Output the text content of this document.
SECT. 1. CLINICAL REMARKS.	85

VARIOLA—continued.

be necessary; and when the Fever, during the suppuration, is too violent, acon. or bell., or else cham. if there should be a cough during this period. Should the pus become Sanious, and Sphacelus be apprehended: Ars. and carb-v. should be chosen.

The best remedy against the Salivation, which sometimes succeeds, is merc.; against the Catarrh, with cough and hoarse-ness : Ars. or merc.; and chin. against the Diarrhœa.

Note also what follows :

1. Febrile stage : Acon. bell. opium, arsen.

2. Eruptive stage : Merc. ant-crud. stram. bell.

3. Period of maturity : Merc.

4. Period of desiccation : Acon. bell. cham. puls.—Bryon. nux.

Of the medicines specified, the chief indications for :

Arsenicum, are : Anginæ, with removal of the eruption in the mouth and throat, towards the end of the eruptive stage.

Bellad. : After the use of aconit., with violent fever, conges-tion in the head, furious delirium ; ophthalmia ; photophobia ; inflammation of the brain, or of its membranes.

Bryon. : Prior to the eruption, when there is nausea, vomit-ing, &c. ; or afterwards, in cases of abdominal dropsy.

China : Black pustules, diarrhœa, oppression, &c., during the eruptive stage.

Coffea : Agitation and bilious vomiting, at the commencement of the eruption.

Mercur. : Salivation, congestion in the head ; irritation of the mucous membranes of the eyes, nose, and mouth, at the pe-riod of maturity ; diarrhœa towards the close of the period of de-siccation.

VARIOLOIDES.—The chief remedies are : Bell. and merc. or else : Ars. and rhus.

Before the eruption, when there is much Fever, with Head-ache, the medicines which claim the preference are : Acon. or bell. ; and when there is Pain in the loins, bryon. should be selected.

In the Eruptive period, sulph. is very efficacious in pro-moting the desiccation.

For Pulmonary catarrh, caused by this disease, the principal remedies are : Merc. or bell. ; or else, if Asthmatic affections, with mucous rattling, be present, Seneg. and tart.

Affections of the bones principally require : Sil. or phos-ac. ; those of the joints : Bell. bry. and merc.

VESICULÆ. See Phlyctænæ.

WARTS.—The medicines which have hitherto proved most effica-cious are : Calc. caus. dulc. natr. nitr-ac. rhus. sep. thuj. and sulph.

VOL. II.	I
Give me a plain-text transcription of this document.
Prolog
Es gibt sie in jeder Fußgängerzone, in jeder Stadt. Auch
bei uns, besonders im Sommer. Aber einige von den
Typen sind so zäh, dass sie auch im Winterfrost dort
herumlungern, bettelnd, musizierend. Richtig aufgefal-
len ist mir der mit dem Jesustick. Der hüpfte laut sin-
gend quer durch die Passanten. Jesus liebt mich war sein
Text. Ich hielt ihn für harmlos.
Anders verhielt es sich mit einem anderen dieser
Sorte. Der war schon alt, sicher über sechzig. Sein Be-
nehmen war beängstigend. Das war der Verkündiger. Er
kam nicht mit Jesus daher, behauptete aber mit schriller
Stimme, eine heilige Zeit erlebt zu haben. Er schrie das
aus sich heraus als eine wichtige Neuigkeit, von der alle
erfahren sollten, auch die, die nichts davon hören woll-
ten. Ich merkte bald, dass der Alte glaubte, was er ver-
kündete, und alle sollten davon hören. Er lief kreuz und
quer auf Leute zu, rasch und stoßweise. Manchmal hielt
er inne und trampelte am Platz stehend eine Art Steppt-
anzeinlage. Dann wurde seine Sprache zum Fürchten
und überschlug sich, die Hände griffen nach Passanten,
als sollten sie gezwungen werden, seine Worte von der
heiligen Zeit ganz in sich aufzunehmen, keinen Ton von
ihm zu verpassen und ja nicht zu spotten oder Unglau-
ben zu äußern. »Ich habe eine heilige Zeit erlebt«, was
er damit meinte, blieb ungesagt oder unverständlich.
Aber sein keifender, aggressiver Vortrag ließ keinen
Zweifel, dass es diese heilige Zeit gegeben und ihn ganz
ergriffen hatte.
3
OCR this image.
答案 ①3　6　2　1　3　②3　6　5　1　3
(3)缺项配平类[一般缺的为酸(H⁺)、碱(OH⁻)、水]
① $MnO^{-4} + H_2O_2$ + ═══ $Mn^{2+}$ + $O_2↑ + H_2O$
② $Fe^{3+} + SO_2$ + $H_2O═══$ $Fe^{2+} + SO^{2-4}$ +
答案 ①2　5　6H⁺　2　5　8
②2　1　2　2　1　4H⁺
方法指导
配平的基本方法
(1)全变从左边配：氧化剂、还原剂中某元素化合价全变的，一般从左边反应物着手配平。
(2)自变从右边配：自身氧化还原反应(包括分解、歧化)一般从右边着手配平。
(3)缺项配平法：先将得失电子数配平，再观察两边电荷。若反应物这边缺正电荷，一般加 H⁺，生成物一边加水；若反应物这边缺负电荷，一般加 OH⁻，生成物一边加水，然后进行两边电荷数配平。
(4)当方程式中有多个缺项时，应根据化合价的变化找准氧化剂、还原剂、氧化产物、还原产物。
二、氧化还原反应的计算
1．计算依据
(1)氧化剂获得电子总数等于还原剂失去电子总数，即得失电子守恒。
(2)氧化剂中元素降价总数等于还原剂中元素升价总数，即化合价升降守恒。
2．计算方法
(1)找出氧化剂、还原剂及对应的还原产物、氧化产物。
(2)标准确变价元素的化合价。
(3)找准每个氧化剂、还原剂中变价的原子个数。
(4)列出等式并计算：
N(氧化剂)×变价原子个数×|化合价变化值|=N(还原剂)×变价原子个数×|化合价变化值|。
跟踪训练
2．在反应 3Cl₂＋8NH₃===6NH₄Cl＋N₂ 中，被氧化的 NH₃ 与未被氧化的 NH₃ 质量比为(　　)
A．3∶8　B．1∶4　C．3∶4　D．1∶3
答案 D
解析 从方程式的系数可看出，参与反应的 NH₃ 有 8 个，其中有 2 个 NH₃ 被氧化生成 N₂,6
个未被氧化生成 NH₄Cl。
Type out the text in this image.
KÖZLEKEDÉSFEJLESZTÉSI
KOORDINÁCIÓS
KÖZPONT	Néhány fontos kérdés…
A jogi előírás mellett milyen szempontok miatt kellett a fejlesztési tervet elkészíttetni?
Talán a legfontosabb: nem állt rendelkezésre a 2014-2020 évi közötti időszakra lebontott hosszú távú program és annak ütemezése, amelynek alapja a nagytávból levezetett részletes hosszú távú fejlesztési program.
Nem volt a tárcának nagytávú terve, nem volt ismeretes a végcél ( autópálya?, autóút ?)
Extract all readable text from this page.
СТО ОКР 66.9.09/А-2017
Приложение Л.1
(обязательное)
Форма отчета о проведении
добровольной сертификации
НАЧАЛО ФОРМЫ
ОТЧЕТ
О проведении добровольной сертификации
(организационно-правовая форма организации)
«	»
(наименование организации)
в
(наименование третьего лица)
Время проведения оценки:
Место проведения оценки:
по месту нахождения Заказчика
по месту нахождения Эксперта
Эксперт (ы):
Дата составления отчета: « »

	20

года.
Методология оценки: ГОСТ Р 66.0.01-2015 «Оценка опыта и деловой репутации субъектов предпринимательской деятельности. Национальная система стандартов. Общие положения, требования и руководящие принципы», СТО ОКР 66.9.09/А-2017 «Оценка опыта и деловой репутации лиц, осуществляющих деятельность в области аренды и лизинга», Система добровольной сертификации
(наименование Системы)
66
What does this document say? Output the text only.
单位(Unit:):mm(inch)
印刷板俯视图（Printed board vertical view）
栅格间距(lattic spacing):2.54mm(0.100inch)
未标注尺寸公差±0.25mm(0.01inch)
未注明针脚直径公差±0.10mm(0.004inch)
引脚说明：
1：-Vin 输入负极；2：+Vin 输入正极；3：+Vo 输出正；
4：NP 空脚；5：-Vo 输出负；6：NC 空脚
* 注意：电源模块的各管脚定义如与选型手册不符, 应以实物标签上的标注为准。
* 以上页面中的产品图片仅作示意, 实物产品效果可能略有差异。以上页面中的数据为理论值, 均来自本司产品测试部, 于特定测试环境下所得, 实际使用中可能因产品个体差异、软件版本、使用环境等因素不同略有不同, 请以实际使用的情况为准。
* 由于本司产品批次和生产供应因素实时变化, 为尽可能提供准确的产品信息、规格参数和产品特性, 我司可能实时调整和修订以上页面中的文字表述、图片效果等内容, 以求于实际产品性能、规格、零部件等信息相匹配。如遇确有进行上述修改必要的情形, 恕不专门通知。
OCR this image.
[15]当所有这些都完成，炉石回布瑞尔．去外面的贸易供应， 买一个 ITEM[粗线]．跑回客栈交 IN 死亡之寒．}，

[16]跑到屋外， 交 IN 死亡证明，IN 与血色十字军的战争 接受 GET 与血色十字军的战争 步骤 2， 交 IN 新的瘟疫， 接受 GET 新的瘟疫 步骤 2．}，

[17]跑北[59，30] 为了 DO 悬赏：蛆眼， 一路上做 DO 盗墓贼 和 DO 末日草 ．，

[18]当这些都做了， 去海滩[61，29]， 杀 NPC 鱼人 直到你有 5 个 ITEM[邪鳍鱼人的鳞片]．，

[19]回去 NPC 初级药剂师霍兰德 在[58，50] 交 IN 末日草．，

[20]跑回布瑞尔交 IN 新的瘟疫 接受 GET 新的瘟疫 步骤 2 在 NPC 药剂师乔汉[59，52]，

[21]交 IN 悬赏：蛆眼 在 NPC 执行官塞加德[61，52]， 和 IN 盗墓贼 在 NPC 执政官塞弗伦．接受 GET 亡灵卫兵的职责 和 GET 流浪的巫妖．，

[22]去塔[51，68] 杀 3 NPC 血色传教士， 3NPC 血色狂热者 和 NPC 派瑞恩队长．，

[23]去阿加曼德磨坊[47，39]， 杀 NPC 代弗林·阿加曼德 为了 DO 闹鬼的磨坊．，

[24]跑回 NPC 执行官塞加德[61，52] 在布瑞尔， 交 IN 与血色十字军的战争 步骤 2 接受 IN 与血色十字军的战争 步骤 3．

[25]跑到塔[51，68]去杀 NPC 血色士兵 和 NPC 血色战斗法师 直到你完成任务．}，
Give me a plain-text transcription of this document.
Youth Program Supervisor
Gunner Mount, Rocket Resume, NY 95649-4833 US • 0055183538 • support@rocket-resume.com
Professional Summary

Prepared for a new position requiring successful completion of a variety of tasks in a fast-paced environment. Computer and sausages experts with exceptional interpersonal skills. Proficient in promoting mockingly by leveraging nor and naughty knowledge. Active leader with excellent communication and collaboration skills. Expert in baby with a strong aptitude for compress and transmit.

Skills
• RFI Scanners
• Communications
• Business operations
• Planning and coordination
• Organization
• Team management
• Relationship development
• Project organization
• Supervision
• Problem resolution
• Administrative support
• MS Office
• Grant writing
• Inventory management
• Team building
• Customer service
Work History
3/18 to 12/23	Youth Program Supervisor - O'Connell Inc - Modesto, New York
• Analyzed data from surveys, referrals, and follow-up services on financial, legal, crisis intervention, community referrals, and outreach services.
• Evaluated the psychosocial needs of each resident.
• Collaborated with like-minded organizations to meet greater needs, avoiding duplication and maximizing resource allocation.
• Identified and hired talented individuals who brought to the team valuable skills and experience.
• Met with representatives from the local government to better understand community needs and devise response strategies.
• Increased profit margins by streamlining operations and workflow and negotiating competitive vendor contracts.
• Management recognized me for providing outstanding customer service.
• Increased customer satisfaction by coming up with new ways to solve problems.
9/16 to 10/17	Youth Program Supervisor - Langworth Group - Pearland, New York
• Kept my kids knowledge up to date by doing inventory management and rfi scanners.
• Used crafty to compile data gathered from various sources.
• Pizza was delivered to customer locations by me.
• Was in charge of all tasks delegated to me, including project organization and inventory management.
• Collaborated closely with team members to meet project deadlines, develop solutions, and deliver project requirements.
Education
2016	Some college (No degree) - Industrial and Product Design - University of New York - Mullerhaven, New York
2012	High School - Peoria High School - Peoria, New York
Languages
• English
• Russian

__STATED EXERCISE__.
Copy out every line of the data that includes "сертификации".

__RESULT FOR THIS TASK__.
добровольной сертификации
О проведении добровольной сертификации
Методология оценки: ГОСТ Р 66.0.01-2015 «Оценка опыта и деловой репутации субъектов предпринимательской деятельности. Национальная система стандартов. Общие положения, требования и руководящие принципы», СТО ОКР 66.9.09/А-2017 «Оценка опыта и деловой репутации лиц, осуществляющих деятельность в области аренды и лизинга», Система добровольной сертификации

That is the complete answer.